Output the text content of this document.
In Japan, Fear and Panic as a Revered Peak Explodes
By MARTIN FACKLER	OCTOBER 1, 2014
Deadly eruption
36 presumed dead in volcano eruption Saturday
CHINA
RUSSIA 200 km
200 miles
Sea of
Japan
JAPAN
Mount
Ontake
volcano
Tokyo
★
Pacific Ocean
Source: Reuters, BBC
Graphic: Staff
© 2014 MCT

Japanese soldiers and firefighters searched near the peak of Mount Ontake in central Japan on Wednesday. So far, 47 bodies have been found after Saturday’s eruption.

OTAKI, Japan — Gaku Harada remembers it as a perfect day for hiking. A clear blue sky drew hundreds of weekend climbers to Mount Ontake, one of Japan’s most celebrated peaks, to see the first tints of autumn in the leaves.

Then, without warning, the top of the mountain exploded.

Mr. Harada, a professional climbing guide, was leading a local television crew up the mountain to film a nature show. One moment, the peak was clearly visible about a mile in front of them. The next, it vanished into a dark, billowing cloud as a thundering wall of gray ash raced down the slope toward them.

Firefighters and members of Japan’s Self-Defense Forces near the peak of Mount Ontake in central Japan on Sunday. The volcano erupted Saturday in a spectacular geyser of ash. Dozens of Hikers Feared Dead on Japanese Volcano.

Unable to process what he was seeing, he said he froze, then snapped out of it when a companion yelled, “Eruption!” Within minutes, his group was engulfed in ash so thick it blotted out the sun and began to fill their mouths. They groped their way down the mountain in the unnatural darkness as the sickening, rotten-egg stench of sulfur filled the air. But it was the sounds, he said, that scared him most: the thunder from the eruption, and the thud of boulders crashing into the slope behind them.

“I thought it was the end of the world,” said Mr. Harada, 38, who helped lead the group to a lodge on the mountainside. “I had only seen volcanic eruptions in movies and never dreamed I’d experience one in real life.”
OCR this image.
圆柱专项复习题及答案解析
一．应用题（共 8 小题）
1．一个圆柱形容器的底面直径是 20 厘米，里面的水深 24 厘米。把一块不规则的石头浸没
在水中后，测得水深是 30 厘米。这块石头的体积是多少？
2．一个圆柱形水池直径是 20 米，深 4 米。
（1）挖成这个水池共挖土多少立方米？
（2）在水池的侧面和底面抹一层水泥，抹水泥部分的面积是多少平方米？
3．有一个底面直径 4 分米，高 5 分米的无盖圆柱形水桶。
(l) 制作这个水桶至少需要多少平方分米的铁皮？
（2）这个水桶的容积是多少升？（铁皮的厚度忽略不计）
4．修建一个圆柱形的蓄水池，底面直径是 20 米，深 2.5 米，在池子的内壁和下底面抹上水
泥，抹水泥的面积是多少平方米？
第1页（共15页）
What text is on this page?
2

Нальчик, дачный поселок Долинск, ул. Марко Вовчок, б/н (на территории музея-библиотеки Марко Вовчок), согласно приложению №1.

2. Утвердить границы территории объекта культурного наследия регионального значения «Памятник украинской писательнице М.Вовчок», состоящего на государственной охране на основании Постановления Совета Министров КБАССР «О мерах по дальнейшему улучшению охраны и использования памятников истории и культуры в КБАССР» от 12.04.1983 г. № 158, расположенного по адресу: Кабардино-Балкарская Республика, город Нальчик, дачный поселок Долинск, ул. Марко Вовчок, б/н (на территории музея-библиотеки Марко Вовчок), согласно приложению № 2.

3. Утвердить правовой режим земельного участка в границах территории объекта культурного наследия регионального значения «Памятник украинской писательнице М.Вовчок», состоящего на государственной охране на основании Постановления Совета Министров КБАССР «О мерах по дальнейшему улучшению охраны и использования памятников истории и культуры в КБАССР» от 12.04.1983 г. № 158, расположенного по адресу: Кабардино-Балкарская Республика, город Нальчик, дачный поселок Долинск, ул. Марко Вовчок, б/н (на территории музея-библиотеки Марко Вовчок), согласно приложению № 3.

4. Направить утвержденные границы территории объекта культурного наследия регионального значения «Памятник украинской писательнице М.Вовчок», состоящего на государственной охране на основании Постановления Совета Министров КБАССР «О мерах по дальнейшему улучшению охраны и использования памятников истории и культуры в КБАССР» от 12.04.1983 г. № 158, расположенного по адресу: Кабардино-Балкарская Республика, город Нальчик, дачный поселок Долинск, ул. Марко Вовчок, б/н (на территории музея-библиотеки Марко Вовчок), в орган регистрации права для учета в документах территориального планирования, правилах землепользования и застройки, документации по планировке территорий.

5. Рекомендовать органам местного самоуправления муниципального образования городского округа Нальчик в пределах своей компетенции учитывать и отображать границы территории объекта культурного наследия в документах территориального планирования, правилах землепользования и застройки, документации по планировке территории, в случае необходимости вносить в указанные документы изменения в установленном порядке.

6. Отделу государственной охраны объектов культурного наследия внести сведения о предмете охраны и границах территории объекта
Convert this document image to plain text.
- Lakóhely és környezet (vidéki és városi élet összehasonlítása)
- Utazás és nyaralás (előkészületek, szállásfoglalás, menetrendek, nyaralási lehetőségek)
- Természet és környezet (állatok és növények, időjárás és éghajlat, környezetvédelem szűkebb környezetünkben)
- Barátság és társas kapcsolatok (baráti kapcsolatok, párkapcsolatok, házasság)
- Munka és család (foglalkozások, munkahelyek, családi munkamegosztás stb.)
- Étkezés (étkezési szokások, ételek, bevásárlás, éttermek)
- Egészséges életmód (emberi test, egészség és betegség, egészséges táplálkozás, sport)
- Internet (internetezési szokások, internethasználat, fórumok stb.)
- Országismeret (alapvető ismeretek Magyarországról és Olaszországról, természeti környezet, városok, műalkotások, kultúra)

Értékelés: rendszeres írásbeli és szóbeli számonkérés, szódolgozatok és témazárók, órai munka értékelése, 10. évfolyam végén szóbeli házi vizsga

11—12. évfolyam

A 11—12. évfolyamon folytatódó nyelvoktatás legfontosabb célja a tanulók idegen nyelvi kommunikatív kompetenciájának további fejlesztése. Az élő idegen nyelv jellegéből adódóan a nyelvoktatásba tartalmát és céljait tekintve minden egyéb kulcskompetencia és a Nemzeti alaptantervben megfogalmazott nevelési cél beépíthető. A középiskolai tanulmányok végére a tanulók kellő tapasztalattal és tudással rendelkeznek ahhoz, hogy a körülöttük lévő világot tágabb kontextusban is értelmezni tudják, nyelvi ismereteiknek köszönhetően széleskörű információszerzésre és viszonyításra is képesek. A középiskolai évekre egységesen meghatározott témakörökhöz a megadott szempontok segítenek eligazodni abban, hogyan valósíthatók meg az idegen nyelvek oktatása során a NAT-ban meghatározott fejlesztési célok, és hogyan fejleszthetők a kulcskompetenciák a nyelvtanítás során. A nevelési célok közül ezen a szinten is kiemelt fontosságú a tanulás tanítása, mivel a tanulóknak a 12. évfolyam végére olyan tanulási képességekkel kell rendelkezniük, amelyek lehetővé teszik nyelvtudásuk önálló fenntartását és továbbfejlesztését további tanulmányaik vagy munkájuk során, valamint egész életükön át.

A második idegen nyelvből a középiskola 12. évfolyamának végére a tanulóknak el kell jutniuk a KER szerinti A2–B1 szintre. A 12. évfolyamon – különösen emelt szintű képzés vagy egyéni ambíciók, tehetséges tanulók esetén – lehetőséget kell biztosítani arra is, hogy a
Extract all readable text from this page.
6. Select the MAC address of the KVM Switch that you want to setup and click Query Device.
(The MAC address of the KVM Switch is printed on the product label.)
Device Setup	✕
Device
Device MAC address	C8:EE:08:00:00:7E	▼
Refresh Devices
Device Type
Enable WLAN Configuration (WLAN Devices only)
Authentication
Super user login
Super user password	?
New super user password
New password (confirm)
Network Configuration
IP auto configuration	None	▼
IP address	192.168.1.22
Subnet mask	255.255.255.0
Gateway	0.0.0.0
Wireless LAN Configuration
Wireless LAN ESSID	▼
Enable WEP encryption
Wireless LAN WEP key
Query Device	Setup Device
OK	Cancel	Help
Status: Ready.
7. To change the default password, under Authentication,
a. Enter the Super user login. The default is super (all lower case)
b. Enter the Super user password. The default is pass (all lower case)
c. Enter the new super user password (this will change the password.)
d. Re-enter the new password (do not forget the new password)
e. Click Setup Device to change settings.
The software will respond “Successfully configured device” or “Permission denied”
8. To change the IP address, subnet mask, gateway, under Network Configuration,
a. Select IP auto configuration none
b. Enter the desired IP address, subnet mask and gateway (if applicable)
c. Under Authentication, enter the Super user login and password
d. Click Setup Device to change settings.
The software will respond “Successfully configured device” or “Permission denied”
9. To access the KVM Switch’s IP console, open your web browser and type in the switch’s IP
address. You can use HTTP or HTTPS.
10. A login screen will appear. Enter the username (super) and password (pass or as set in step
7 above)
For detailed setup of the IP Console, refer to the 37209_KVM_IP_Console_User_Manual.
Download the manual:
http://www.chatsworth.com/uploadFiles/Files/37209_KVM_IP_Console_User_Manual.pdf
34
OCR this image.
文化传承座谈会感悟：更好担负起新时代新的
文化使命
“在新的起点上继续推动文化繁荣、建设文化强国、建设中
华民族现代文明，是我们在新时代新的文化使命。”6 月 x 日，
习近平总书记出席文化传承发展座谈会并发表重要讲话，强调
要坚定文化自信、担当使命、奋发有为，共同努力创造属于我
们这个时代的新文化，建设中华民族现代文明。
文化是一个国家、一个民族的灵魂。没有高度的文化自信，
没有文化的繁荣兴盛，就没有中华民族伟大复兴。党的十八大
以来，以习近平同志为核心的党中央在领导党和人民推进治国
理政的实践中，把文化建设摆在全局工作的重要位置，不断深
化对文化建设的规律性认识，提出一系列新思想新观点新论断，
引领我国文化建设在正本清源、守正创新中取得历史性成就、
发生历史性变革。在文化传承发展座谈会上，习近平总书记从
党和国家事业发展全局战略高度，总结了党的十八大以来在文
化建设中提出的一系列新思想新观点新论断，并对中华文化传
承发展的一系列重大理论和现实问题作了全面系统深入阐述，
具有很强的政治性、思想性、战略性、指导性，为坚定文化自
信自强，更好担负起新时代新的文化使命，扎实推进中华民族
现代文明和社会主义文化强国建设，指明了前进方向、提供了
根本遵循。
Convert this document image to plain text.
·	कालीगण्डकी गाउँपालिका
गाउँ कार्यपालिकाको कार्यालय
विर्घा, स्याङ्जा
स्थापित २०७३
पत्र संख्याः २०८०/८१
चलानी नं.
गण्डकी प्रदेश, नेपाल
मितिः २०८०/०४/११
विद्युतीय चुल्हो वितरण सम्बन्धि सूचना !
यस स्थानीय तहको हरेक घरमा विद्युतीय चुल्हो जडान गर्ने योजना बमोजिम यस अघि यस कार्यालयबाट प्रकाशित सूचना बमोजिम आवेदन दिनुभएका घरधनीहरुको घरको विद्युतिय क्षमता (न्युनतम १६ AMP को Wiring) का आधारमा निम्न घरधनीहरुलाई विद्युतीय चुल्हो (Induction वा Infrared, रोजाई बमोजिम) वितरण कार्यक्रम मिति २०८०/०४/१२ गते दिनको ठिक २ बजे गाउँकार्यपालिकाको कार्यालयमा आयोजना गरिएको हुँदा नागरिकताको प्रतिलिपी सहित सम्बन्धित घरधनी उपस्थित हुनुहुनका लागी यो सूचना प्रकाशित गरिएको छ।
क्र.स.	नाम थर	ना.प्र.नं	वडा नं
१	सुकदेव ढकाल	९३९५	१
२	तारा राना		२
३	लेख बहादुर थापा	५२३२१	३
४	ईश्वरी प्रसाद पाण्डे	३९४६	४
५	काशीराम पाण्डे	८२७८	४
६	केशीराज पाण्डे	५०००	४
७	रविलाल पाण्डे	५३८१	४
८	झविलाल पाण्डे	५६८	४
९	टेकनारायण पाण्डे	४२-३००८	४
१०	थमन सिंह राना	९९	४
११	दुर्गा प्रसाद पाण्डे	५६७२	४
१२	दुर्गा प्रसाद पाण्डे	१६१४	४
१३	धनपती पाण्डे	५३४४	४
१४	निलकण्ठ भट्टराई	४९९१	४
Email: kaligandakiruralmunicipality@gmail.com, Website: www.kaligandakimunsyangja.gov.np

○ ○ ○ ○ ○ ○ ○

What the task requires:
Locate and copy each line in the data above that includes the word "change".

Result:
7. To change the default password, under Authentication,
c. Enter the new super user password (this will change the password.)
e. Click Setup Device to change settings.
8. To change the IP address, subnet mask, gateway, under Network Configuration,
d. Click Setup Device to change settings.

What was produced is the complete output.